→ **THE TASK**: Beginning with the line that holds "Give me a plain-text" and ending with the last line below, repeat each line exactly, leaving any pictures out.

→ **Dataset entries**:
START

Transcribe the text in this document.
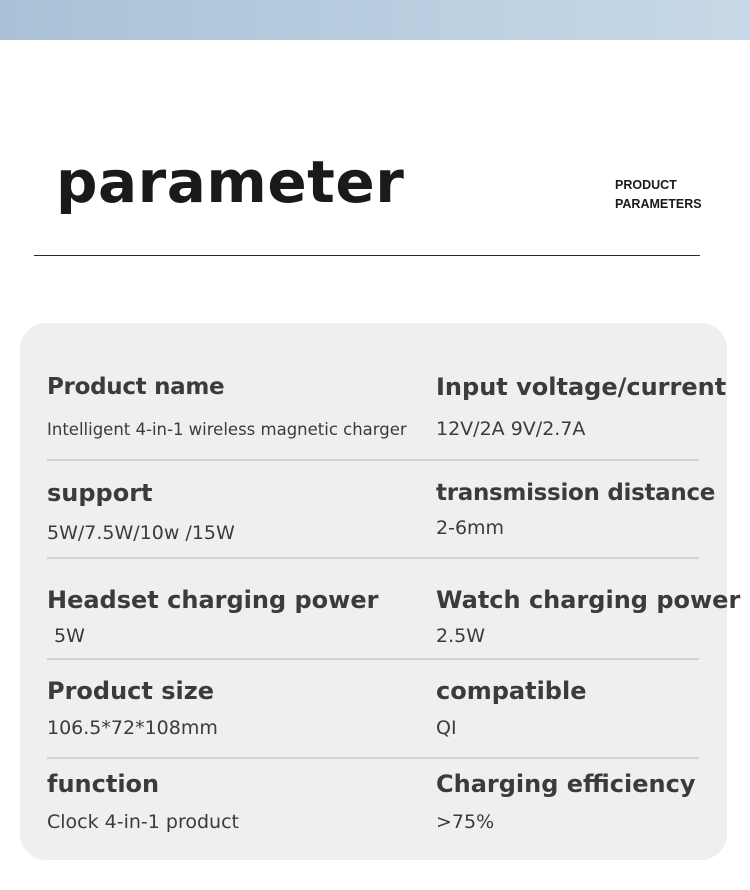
parameter	PRODUCT
PARAMETERS
Product name
Intelligent 4-in-1 wireless magnetic charger
Input voltage/current
12V/2A 9V/2.7A
support
5W/7.5W/10w /15W
transmission distance
2-6mm
Headset charging power
5W
Watch charging power
2.5W
Product size
106.5*72*108mm
compatible
QI
function
Clock 4-in-1 product
Charging efficiency
>75%
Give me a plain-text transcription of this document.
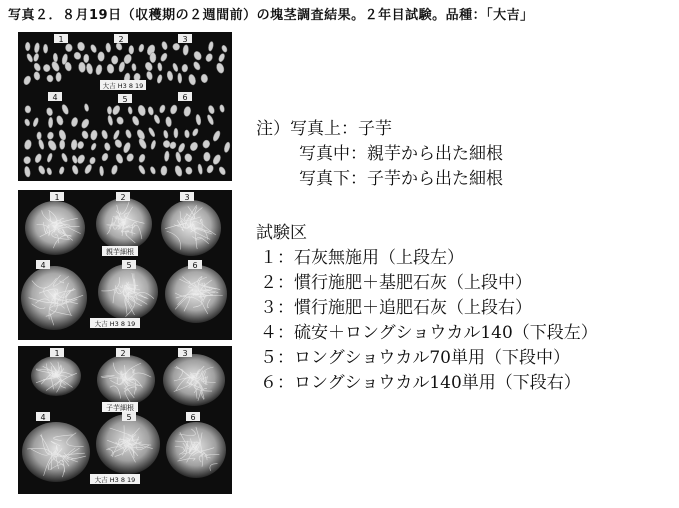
写真２．８月19日（収穫期の２週間前）の塊茎調査結果。２年目試験。品種：「大吉」
1	2	3
4	5	6
大吉 H3 8 19
1	2	3
4	5	6
親芋細根
大吉 H3 8 19
1	2	3
4	5	6
子芋細根
大吉 H3 8 19
注）写真上：子芋
写真中：親芋から出た細根
写真下：子芋から出た細根
試験区
１：石灰無施用（上段左）
２：慣行施肥＋基肥石灰（上段中）
３：慣行施肥＋追肥石灰（上段右）
４：硫安＋ロングショウカル140（下段左）
５：ロングショウカル70単用（下段中）
６：ロングショウカル140単用（下段右）
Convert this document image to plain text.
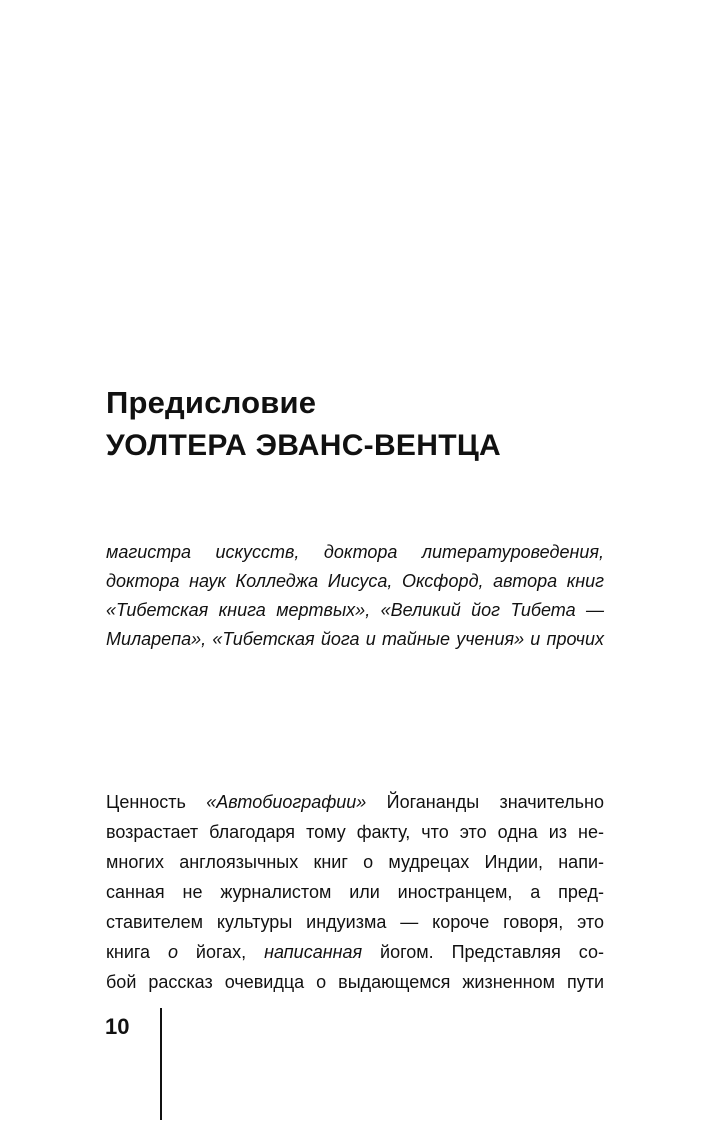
Предисловие
УОЛТЕРА ЭВАНС-ВЕНТЦА
магистра искусств, доктора литературоведения,
доктора наук Колледжа Иисуса, Оксфорд, автора книг
«Тибетская книга мертвых», «Великий йог Тибета —
Миларепа», «Тибетская йога и тайные учения» и прочих
Ценность «Автобиографии» Йогананды значительно
возрастает благодаря тому факту, что это одна из не-
многих англоязычных книг о мудрецах Индии, напи-
санная не журналистом или иностранцем, а пред-
ставителем культуры индуизма — короче говоря, это
книга о йогах, написанная йогом. Представляя со-
бой рассказ очевидца о выдающемся жизненном пути
10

END

→ **THE SOLUTION**:
Give me a plain-text transcription of this document.
写真２．８月19日（収穫期の２週間前）の塊茎調査結果。２年目試験。品種：「大吉」
1	2	3
4	5	6
大吉 H3 8 19
1	2	3
4	5	6
親芋細根
大吉 H3 8 19
1	2	3
4	5	6
子芋細根
大吉 H3 8 19
注）写真上：子芋
写真中：親芋から出た細根
写真下：子芋から出た細根
試験区
１：石灰無施用（上段左）
２：慣行施肥＋基肥石灰（上段中）
３：慣行施肥＋追肥石灰（上段右）
４：硫安＋ロングショウカル140（下段左）
５：ロングショウカル70単用（下段中）
６：ロングショウカル140単用（下段右）
Convert this document image to plain text.
Предисловие
УОЛТЕРА ЭВАНС-ВЕНТЦА
магистра искусств, доктора литературоведения,
доктора наук Колледжа Иисуса, Оксфорд, автора книг
«Тибетская книга мертвых», «Великий йог Тибета —
Миларепа», «Тибетская йога и тайные учения» и прочих
Ценность «Автобиографии» Йогананды значительно
возрастает благодаря тому факту, что это одна из не-
многих англоязычных книг о мудрецах Индии, напи-
санная не журналистом или иностранцем, а пред-
ставителем культуры индуизма — короче говоря, это
книга о йогах, написанная йогом. Представляя со-
бой рассказ очевидца о выдающемся жизненном пути
10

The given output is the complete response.